======== DATA ========
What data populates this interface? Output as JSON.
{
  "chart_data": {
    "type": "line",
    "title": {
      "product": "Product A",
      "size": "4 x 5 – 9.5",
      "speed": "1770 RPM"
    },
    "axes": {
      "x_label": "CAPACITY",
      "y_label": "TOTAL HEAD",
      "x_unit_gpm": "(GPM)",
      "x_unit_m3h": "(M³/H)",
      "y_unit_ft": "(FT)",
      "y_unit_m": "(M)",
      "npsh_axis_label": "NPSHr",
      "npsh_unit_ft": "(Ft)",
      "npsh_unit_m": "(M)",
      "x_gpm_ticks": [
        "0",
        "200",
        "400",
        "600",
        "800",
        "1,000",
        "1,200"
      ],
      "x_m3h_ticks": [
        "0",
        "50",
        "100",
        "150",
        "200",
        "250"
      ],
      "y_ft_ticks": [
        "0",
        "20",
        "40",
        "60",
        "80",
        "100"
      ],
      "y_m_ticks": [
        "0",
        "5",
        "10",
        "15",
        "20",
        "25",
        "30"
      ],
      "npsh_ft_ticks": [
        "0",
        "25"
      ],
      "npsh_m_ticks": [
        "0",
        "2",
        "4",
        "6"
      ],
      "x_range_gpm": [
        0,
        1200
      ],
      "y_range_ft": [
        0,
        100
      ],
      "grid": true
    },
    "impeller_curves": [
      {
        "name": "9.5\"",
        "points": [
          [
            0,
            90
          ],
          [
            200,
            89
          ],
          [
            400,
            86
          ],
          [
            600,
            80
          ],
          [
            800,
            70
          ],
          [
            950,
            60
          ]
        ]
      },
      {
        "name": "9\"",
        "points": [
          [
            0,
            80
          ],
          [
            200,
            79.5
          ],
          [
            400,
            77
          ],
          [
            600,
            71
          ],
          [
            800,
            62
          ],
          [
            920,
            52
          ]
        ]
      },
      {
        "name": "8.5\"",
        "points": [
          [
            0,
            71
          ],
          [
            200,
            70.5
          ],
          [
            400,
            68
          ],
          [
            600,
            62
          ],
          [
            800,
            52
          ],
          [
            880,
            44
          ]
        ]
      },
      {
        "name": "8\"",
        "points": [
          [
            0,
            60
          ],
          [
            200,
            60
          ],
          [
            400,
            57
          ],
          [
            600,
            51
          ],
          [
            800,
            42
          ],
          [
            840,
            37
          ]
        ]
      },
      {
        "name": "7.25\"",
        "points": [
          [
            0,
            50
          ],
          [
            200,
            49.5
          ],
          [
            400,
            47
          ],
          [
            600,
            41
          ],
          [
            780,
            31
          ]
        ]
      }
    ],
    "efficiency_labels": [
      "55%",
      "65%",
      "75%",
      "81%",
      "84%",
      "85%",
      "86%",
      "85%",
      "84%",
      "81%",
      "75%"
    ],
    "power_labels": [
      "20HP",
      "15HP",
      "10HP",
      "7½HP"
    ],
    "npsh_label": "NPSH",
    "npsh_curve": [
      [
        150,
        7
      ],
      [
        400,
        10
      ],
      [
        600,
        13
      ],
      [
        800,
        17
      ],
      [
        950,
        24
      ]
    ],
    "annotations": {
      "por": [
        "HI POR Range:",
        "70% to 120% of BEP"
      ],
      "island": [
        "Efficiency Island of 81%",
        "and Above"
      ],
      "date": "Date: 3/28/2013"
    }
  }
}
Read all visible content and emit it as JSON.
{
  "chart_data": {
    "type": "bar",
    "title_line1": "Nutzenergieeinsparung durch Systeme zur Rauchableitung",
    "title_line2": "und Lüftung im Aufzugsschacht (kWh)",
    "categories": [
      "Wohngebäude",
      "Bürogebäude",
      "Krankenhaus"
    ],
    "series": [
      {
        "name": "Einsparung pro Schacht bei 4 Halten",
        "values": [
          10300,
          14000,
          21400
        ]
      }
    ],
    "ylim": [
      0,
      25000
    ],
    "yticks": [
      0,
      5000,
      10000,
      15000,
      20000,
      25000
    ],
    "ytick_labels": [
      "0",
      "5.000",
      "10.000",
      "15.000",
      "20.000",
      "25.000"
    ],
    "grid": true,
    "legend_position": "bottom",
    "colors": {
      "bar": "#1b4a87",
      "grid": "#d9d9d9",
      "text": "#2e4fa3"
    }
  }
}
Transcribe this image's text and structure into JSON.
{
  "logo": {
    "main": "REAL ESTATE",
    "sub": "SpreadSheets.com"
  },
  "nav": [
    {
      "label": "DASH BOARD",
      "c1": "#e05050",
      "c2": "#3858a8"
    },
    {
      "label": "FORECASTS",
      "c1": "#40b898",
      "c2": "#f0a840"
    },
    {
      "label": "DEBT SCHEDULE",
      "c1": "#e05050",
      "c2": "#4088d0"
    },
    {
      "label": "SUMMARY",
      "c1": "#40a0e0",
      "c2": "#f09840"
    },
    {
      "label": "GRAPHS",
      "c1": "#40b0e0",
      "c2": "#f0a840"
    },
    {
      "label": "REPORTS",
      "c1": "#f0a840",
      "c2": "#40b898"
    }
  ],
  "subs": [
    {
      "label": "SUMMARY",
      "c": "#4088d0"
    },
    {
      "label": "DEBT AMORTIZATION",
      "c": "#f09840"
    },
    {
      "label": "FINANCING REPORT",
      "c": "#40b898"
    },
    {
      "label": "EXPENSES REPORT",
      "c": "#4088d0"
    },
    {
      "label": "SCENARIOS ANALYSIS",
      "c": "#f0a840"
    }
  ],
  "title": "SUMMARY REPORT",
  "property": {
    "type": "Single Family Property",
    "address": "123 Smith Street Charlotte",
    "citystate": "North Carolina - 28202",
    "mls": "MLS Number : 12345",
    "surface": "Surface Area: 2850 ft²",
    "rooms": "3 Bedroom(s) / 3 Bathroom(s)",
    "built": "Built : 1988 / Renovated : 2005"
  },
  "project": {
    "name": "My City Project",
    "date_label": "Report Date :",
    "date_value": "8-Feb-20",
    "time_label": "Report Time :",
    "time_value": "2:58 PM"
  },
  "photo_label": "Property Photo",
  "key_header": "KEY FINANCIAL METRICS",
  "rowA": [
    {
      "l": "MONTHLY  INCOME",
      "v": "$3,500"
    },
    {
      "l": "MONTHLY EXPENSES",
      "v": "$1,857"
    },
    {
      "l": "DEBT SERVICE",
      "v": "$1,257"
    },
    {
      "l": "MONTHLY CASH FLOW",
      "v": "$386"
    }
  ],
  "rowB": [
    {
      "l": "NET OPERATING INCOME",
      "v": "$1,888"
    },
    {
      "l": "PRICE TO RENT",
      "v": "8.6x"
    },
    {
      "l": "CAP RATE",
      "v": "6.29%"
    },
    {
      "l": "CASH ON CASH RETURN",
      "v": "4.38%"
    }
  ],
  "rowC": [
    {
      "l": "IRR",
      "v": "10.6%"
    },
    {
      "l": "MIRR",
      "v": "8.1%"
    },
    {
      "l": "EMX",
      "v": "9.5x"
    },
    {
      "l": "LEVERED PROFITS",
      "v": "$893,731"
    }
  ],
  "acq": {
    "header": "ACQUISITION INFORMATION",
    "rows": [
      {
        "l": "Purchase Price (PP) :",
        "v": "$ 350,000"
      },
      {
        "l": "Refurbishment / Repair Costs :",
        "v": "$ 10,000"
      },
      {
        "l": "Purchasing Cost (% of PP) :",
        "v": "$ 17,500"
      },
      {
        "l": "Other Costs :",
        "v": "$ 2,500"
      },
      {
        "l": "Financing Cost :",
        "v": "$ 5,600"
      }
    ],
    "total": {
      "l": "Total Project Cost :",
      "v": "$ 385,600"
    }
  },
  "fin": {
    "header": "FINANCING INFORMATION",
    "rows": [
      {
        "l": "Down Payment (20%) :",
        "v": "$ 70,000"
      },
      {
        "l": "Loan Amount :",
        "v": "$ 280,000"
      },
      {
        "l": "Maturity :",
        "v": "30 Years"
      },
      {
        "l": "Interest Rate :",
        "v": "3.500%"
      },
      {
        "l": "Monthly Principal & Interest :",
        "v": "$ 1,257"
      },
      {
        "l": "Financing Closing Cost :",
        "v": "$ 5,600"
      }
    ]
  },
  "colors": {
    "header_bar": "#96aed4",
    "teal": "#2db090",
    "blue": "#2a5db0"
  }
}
========
### WHAT TO DO
Within the material above, find the lines that contain the word "DEBT"; copy them.

### RESPONSE TO THE EXERCISE
      "label": "DEBT SCHEDULE",
      "label": "DEBT AMORTIZATION",
      "l": "DEBT SERVICE",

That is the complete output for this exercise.